■ **What you need to do**
How many lines of the data hold the word "this"? State the number and nothing else.

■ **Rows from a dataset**
--------------------

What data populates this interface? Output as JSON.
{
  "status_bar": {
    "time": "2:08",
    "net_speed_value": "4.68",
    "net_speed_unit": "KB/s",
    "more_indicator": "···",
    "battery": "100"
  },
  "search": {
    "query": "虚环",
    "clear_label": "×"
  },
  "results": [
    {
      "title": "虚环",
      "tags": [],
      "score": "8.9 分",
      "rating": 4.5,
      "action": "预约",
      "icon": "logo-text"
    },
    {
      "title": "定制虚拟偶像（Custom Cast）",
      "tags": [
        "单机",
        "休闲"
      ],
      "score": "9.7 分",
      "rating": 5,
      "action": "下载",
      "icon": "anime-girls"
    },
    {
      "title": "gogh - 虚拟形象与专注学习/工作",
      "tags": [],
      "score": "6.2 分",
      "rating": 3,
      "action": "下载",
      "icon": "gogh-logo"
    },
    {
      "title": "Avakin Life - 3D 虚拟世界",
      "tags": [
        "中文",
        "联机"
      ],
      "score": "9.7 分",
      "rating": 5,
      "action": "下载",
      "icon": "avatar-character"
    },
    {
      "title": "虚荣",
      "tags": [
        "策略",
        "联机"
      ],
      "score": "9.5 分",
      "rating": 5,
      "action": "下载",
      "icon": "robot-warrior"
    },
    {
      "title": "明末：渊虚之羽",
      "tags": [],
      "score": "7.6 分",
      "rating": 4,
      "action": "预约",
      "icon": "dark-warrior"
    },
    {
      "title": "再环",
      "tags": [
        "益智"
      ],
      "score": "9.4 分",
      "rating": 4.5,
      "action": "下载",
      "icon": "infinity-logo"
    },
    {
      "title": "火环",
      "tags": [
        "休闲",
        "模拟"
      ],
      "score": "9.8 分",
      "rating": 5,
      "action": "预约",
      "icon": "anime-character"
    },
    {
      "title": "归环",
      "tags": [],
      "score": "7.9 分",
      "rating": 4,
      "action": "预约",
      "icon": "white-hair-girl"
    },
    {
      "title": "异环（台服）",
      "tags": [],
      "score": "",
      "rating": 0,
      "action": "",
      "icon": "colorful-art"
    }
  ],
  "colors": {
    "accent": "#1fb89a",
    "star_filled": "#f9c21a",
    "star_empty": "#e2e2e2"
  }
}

--------------------

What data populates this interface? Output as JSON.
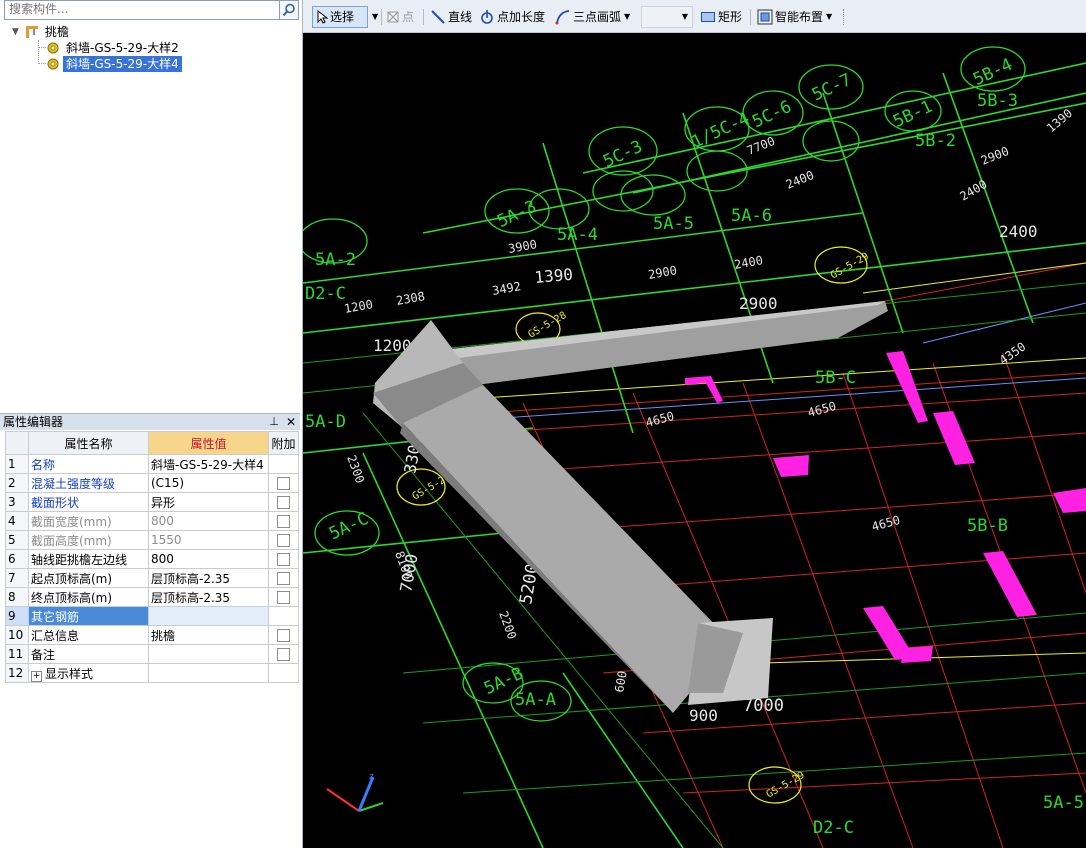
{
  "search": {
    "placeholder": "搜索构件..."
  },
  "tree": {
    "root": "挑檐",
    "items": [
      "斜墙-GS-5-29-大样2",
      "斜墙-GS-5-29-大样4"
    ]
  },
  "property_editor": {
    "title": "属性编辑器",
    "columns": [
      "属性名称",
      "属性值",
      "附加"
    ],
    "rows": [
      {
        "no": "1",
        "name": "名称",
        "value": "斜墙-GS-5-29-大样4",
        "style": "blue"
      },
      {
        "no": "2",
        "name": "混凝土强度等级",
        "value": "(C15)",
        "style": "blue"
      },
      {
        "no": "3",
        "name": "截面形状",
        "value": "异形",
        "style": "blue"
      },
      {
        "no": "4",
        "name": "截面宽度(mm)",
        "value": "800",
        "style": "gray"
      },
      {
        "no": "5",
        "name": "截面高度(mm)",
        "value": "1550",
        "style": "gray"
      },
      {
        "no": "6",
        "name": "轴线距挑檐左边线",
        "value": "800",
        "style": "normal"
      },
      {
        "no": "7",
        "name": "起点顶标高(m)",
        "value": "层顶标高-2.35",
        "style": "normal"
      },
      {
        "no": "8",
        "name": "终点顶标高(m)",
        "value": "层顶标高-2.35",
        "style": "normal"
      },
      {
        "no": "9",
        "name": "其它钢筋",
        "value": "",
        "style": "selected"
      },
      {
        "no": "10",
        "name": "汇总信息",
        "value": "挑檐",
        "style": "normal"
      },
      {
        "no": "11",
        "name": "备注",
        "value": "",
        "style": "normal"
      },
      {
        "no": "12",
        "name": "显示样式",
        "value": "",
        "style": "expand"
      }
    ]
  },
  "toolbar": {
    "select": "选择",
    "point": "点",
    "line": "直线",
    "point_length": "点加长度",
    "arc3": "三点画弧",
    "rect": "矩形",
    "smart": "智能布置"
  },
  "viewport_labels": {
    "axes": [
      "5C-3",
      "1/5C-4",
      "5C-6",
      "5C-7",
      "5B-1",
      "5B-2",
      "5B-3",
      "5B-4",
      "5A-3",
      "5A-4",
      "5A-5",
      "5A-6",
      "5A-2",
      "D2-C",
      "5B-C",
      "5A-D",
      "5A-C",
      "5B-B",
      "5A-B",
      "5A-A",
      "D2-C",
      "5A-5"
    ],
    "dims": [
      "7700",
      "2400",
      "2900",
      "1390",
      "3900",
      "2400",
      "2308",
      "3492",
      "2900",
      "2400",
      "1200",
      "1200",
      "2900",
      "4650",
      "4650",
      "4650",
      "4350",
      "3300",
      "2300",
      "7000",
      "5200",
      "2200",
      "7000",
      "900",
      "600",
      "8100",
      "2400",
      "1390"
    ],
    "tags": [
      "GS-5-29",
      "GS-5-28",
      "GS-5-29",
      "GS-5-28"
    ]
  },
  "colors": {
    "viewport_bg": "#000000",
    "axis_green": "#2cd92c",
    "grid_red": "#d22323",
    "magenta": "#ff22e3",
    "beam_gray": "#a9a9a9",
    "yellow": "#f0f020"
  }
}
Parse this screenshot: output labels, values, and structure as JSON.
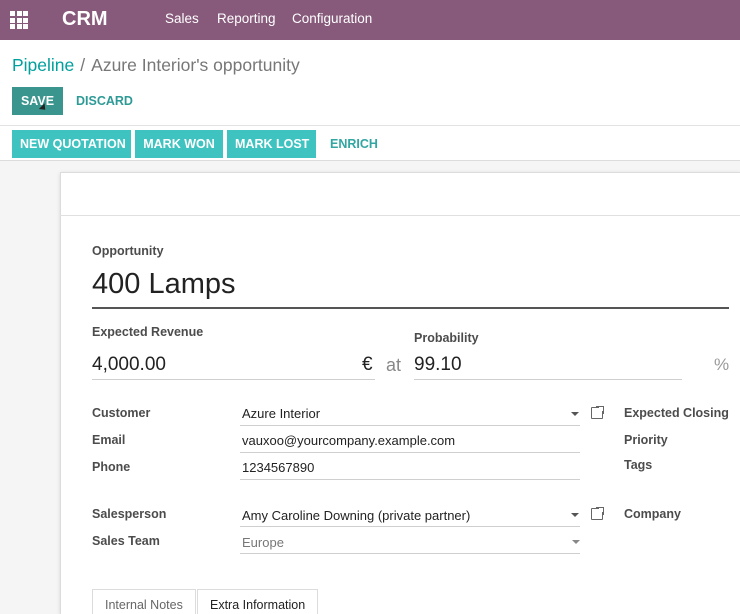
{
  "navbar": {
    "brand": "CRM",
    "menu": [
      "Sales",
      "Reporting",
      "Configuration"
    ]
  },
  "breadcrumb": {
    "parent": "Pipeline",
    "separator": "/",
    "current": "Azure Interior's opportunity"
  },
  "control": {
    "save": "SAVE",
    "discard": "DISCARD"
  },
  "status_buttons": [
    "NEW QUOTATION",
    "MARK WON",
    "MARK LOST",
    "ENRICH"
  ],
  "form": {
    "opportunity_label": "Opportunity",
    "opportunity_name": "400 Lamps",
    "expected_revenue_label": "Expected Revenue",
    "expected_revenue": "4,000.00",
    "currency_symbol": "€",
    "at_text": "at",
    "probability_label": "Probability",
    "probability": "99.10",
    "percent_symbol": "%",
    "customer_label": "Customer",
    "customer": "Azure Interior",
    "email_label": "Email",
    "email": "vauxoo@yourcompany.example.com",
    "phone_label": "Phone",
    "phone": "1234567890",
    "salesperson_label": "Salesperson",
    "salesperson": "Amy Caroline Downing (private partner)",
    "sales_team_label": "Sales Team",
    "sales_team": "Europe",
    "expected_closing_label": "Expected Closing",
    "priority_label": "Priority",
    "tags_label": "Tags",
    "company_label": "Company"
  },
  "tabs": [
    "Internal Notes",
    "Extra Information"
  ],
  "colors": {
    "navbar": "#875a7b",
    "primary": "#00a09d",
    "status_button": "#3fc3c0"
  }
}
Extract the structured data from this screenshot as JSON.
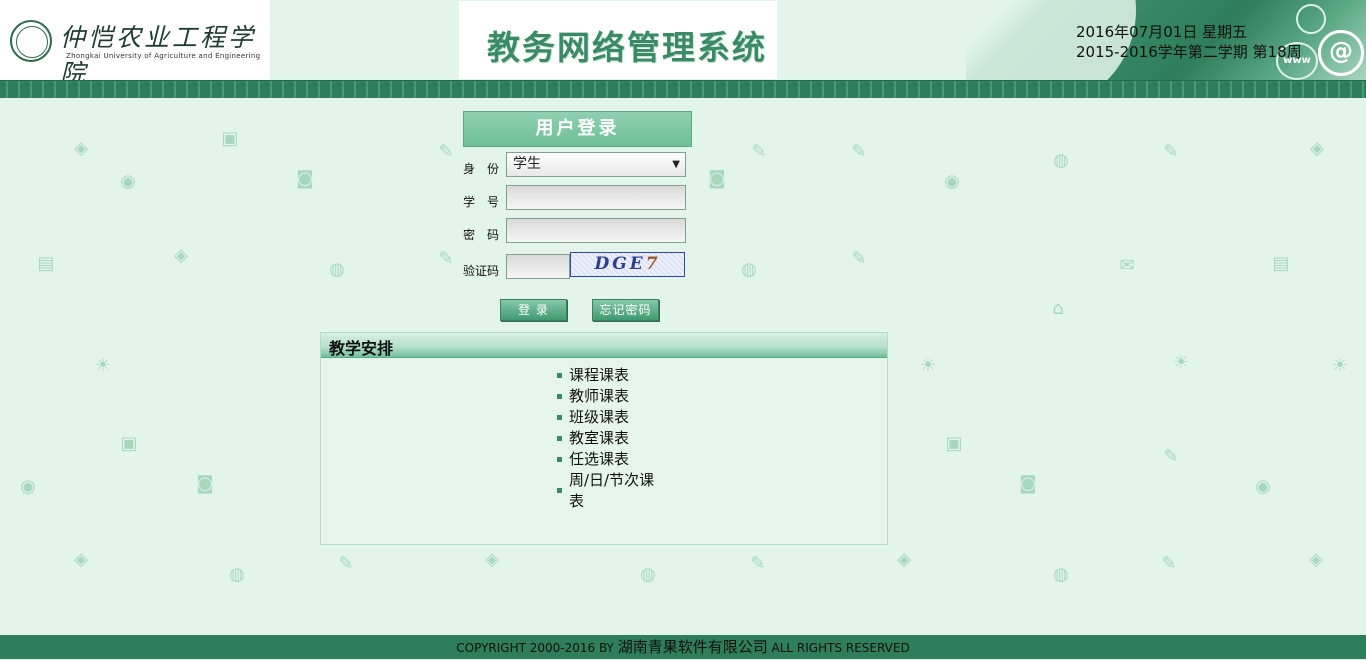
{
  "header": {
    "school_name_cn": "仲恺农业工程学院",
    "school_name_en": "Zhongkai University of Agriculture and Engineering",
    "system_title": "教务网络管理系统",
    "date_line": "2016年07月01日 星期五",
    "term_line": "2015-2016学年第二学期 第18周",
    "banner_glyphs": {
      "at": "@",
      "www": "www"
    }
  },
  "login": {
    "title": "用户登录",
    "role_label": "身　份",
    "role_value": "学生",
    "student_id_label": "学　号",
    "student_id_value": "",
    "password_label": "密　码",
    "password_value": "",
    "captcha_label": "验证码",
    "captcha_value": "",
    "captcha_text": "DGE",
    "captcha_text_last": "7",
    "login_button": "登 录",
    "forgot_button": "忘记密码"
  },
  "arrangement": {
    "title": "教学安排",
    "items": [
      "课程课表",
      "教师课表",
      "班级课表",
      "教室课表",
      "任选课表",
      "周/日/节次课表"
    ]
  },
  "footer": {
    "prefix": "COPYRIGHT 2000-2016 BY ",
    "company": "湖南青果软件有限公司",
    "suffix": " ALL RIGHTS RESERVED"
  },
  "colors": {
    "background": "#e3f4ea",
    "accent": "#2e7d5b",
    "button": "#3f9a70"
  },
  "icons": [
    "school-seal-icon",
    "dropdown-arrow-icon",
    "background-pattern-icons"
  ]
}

--------------------

■ **Worked answer**
4